Directions:
Search the data for the string "What" and extract every line where it appears.
* start *
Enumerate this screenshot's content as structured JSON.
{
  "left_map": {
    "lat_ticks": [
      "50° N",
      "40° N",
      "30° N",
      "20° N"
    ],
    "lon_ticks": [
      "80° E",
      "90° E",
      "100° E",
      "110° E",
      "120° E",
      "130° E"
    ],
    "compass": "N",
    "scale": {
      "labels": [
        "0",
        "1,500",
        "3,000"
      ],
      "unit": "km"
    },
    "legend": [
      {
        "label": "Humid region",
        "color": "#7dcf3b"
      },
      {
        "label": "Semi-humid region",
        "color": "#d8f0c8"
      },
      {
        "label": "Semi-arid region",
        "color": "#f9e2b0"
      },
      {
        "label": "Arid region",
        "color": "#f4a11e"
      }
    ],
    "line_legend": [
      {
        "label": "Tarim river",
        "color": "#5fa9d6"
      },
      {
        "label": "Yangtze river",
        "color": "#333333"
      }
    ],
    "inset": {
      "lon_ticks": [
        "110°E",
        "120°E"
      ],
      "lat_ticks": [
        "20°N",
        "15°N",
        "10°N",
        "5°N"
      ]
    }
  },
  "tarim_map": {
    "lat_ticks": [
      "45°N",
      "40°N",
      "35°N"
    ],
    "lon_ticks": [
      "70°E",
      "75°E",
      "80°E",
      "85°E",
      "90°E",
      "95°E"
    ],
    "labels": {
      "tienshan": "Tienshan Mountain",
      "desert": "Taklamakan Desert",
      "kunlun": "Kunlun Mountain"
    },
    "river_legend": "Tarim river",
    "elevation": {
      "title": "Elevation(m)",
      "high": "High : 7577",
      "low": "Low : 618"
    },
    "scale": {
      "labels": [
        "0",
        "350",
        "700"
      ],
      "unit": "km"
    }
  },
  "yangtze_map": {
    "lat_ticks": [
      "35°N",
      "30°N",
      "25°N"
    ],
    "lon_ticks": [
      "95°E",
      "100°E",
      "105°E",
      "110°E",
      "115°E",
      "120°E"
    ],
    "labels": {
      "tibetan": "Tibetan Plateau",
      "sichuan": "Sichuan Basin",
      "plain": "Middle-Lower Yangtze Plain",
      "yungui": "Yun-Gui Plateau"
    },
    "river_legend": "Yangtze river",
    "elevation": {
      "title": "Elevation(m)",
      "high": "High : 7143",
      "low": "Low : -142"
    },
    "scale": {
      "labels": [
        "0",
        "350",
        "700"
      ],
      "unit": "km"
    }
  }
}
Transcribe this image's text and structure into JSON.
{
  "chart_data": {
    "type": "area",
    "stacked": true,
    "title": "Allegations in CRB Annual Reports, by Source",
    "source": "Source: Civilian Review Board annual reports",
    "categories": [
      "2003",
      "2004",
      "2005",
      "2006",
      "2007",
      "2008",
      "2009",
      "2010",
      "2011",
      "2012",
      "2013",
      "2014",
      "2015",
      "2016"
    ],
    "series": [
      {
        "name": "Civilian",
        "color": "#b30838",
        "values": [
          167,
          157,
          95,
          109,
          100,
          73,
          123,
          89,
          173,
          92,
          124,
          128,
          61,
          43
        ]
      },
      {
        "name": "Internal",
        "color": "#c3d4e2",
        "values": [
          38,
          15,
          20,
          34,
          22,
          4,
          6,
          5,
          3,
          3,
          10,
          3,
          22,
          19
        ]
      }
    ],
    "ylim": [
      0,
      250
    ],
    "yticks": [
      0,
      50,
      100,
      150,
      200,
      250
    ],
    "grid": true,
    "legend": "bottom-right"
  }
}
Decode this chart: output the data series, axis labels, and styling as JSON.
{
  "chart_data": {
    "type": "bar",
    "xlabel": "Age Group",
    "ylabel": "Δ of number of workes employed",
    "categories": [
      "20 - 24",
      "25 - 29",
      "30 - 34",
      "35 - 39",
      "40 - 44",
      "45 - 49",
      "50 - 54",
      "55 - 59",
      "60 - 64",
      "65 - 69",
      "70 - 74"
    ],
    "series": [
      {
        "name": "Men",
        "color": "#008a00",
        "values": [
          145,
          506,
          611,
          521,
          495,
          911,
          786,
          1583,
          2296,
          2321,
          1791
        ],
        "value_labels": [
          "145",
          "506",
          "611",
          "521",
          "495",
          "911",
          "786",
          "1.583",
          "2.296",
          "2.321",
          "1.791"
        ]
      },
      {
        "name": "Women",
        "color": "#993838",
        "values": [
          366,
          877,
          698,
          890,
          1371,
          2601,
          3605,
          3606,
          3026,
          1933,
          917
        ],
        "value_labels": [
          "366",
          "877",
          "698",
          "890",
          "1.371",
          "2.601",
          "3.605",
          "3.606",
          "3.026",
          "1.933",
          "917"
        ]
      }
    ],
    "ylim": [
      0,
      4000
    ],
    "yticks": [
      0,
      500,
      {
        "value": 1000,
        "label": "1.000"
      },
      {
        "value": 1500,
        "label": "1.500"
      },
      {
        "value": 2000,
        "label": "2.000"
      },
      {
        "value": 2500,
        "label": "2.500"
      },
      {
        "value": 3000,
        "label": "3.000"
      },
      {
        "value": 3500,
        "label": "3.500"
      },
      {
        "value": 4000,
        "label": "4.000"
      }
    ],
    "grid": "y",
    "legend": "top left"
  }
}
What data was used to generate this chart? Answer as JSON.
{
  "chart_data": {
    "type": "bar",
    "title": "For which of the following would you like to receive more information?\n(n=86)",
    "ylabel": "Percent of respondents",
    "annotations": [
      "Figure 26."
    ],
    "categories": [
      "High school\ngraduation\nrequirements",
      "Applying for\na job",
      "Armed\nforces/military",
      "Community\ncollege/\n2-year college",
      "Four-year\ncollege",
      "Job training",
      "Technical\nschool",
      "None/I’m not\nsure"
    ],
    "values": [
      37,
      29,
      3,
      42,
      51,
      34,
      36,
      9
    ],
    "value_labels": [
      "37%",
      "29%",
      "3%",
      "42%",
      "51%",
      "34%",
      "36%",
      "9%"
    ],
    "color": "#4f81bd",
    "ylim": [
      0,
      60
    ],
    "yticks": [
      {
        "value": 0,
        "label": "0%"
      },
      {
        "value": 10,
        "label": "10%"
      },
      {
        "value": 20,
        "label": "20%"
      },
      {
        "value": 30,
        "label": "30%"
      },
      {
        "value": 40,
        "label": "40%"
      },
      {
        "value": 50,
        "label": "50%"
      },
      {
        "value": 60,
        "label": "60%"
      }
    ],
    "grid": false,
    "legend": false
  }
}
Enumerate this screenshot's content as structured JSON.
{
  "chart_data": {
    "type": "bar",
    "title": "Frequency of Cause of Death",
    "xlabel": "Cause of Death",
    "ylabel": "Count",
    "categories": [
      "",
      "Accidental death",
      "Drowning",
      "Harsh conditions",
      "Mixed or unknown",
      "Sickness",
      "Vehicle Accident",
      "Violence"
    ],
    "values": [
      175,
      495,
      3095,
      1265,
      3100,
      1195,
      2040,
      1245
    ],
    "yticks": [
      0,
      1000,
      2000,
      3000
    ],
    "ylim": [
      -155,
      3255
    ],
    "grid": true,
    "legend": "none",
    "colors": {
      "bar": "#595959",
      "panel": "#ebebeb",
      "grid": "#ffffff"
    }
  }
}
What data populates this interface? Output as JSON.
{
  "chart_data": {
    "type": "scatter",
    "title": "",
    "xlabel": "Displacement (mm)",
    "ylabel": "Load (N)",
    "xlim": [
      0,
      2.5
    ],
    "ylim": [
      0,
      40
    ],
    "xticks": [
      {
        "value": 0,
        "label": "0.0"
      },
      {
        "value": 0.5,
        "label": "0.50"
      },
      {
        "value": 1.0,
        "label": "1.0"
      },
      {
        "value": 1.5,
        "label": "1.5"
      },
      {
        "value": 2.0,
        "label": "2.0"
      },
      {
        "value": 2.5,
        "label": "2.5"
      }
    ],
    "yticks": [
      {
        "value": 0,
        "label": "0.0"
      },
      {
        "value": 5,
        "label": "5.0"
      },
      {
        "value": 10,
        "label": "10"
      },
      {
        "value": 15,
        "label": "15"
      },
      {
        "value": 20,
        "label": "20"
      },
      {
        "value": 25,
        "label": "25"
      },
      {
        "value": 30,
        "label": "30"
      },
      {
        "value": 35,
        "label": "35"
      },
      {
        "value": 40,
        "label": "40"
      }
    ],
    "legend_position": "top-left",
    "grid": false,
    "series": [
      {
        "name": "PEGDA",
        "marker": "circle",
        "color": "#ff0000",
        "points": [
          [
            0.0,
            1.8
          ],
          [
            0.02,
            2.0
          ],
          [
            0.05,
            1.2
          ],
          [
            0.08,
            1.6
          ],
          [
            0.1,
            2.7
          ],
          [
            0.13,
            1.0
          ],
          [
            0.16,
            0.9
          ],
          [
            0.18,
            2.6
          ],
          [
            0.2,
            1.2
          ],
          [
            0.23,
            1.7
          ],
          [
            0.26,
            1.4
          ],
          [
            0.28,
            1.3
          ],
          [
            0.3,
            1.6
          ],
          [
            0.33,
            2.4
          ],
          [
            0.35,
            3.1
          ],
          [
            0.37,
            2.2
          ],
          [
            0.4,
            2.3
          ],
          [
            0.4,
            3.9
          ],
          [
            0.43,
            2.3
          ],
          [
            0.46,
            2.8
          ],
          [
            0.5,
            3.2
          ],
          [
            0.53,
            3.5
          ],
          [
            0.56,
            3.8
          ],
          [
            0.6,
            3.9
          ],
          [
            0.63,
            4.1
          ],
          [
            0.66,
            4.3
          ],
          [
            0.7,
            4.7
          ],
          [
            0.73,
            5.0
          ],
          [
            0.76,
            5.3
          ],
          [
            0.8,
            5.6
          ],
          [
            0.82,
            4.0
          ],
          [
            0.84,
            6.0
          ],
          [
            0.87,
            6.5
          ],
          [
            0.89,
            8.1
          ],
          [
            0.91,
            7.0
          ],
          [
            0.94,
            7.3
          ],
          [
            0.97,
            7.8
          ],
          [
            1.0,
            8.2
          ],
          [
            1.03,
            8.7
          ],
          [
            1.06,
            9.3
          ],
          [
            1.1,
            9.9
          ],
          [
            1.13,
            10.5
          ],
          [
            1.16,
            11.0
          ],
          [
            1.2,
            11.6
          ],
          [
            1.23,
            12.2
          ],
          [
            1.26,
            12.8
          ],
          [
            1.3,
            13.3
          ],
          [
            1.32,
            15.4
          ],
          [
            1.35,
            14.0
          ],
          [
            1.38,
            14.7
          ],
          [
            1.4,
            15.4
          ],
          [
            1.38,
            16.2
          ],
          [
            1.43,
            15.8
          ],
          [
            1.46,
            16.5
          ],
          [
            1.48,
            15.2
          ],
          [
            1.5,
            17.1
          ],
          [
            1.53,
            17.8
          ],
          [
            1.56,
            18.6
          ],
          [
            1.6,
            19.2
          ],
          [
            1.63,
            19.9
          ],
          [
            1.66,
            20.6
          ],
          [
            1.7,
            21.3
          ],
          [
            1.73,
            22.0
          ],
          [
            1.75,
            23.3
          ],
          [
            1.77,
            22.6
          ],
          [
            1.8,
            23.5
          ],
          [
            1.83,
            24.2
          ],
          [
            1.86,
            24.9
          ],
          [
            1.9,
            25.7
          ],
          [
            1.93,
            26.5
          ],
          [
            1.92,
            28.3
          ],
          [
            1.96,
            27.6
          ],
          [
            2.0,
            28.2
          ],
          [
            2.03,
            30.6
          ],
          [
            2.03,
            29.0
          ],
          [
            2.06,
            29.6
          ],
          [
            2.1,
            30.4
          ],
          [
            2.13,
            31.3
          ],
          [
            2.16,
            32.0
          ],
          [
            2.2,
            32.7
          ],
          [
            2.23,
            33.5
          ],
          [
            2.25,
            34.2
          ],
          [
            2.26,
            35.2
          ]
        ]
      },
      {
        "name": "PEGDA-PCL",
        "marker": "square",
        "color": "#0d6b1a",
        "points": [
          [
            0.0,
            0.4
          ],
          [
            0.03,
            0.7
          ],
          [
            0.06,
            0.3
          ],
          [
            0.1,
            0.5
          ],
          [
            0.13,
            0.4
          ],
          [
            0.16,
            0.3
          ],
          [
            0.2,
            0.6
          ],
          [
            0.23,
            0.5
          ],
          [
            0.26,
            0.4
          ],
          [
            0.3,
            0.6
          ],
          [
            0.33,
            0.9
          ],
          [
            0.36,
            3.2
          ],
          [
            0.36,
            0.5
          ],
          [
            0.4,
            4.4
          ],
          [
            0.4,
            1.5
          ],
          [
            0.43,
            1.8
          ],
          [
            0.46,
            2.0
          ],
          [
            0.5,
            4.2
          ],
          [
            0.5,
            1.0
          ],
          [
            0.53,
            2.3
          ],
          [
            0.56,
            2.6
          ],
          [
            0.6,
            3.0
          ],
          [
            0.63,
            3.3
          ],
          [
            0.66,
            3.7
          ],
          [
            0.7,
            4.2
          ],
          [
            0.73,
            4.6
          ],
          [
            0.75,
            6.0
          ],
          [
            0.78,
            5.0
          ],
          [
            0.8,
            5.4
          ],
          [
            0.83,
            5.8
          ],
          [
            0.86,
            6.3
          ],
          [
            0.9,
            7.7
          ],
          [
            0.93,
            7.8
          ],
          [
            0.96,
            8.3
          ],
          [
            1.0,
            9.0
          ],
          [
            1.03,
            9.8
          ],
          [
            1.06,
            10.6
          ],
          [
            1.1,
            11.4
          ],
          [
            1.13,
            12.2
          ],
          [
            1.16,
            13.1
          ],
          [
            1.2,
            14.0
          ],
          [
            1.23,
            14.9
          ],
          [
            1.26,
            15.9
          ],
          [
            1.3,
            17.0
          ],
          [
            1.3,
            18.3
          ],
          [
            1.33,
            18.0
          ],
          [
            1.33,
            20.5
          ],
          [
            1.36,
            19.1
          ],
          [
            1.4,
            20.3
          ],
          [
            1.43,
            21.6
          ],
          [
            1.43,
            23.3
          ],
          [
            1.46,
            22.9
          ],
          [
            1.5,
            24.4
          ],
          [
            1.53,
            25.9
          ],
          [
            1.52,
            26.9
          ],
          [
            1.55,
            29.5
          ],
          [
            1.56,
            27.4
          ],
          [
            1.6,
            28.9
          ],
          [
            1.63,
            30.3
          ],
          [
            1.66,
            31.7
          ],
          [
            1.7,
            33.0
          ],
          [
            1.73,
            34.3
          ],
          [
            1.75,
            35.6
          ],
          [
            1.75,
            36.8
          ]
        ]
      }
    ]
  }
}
* end *
Complete output:
What data was used to generate this chart? Answer as JSON.
What data populates this interface? Output as JSON.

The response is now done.